------ Materials provided
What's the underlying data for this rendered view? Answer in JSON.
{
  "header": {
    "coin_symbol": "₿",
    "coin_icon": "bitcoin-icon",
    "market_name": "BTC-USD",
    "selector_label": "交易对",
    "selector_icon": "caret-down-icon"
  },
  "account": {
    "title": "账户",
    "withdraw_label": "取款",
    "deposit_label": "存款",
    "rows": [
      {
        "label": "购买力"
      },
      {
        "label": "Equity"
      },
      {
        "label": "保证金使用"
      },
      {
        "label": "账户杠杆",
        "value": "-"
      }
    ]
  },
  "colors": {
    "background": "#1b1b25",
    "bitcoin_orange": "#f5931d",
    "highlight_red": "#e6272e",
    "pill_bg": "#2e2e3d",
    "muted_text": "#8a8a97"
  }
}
------------
**What to do**: Repeat the material word for word, in full.

**Solution for this task**:
What's the underlying data for this rendered view? Answer in JSON.
{
  "header": {
    "coin_symbol": "₿",
    "coin_icon": "bitcoin-icon",
    "market_name": "BTC-USD",
    "selector_label": "交易对",
    "selector_icon": "caret-down-icon"
  },
  "account": {
    "title": "账户",
    "withdraw_label": "取款",
    "deposit_label": "存款",
    "rows": [
      {
        "label": "购买力"
      },
      {
        "label": "Equity"
      },
      {
        "label": "保证金使用"
      },
      {
        "label": "账户杠杆",
        "value": "-"
      }
    ]
  },
  "colors": {
    "background": "#1b1b25",
    "bitcoin_orange": "#f5931d",
    "highlight_red": "#e6272e",
    "pill_bg": "#2e2e3d",
    "muted_text": "#8a8a97"
  }
}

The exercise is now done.